● WHAT YOU SHOULD DO
Find every line containing the word "Conhecer" in the records below; report only how many there are.

● DATA FOR THIS EXERCISE
######

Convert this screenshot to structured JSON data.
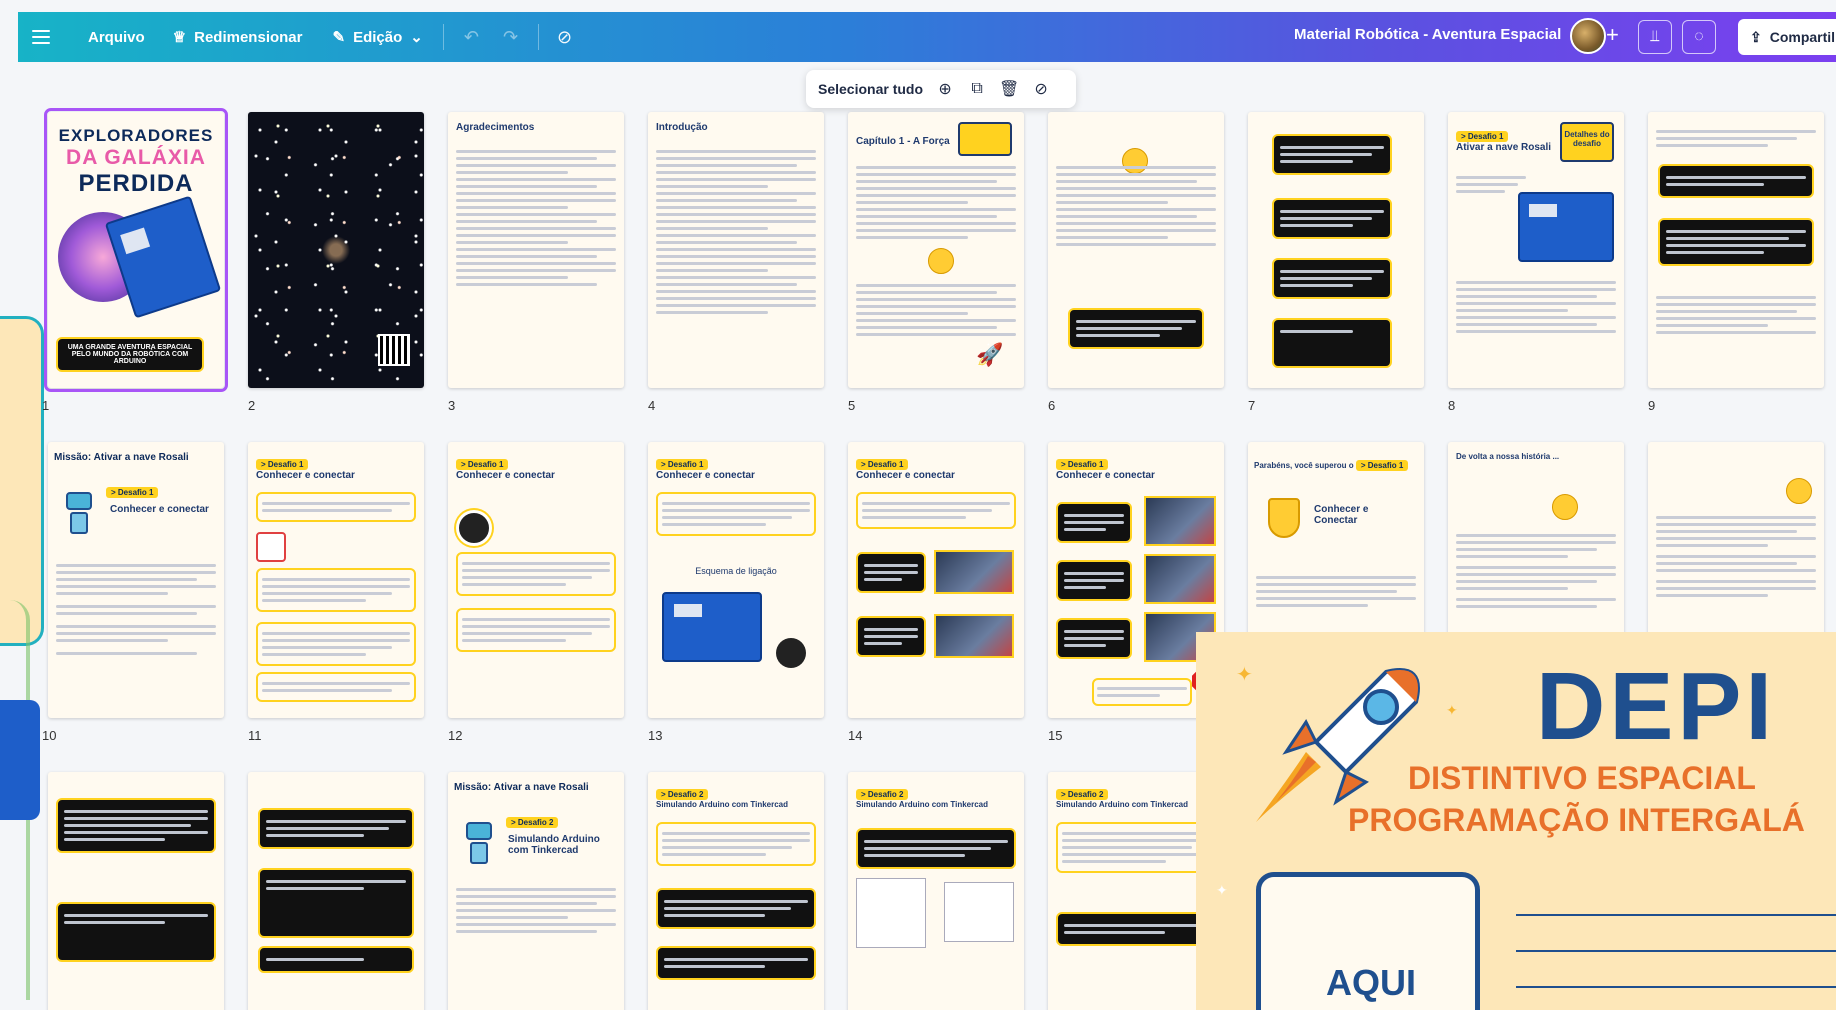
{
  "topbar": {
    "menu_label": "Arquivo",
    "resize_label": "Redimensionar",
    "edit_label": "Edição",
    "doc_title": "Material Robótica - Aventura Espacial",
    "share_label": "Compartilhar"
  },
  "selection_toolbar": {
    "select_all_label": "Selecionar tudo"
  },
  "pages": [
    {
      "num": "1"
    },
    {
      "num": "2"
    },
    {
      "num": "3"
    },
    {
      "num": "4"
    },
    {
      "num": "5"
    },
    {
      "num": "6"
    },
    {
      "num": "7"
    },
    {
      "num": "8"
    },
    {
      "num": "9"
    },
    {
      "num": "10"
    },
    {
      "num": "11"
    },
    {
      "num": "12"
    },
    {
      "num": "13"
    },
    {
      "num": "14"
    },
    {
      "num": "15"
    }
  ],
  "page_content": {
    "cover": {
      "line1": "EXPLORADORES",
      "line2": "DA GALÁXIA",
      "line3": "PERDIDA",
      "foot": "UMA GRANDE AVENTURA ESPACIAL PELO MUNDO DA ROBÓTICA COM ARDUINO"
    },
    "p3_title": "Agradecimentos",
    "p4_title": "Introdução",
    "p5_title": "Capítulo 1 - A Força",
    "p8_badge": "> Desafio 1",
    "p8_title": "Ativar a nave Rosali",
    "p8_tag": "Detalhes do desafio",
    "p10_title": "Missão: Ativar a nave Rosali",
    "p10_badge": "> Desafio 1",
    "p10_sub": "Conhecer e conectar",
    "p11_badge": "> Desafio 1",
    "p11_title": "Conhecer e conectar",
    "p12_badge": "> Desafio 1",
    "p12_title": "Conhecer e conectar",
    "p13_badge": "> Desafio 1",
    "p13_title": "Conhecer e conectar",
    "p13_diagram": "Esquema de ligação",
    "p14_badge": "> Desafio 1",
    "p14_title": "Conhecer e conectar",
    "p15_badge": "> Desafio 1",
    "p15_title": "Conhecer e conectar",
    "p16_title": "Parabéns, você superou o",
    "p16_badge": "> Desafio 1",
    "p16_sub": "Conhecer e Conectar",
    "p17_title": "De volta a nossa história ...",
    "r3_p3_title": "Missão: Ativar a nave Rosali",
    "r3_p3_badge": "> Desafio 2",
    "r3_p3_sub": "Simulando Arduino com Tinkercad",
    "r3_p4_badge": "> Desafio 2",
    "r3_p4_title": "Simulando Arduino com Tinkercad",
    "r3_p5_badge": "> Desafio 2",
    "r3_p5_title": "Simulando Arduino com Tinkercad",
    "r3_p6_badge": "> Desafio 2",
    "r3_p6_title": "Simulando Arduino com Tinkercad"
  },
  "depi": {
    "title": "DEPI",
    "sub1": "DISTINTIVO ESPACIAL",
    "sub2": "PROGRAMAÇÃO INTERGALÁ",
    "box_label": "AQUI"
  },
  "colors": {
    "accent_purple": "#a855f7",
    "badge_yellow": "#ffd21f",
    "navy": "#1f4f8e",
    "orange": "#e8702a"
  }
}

######

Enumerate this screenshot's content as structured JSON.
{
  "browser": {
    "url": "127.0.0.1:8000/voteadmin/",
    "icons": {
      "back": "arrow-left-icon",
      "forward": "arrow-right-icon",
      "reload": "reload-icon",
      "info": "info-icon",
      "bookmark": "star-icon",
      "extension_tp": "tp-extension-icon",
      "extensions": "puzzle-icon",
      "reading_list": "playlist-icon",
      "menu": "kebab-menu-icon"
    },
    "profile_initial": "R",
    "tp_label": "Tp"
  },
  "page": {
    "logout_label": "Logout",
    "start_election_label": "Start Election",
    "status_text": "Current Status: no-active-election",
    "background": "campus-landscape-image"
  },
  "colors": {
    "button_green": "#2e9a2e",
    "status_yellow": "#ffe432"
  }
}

######

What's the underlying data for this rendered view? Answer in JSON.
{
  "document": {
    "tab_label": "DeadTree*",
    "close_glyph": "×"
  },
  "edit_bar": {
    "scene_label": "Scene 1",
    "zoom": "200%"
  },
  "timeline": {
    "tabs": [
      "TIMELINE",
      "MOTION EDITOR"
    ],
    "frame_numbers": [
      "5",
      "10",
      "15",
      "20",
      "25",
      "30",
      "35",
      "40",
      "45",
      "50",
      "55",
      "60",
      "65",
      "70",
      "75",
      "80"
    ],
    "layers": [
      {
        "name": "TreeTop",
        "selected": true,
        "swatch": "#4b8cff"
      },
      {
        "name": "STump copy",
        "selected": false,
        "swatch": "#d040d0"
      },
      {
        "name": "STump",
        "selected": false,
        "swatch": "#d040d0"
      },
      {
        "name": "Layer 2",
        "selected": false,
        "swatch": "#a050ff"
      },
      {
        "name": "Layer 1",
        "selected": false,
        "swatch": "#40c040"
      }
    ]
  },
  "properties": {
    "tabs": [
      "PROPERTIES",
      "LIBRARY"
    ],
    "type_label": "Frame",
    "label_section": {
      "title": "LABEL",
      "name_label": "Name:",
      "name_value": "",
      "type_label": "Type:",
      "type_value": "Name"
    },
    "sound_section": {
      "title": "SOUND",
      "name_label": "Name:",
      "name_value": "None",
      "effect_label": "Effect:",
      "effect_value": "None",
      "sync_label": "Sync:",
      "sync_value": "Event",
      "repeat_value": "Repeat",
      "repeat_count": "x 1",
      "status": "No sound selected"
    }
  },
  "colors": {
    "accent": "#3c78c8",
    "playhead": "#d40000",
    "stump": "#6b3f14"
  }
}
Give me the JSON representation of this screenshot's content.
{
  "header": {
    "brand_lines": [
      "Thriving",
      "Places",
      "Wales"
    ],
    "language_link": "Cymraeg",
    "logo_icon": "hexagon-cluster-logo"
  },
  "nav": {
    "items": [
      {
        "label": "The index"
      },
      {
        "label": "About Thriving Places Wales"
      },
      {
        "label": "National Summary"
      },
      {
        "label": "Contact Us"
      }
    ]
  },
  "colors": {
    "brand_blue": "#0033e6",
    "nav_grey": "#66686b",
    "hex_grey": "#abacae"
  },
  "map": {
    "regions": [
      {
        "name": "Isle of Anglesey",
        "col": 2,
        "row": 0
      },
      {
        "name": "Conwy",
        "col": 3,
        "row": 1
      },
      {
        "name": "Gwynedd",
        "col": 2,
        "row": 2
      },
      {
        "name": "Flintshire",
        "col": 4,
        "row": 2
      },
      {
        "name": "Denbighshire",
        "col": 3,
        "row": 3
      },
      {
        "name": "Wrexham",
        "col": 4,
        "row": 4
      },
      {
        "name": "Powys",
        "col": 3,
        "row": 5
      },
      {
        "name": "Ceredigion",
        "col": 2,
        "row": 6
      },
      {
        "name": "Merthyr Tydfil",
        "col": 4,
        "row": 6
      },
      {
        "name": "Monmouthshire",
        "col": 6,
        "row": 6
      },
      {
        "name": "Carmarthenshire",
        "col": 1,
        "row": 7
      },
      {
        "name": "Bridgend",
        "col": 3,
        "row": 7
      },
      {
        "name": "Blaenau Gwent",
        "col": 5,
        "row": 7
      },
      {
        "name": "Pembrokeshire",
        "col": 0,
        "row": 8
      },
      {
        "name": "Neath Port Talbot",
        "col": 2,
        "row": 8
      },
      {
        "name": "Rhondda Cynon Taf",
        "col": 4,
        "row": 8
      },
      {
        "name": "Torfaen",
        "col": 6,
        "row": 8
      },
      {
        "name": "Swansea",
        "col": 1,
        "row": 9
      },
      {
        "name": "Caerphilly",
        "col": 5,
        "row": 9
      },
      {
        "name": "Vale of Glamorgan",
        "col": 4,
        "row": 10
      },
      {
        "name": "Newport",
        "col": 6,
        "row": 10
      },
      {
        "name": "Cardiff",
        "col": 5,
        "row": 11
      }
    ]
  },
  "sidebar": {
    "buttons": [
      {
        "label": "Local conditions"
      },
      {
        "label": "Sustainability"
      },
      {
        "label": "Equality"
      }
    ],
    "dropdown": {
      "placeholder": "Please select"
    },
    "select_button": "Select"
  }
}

######

● RESPONSE TO THIS EXERCISE
7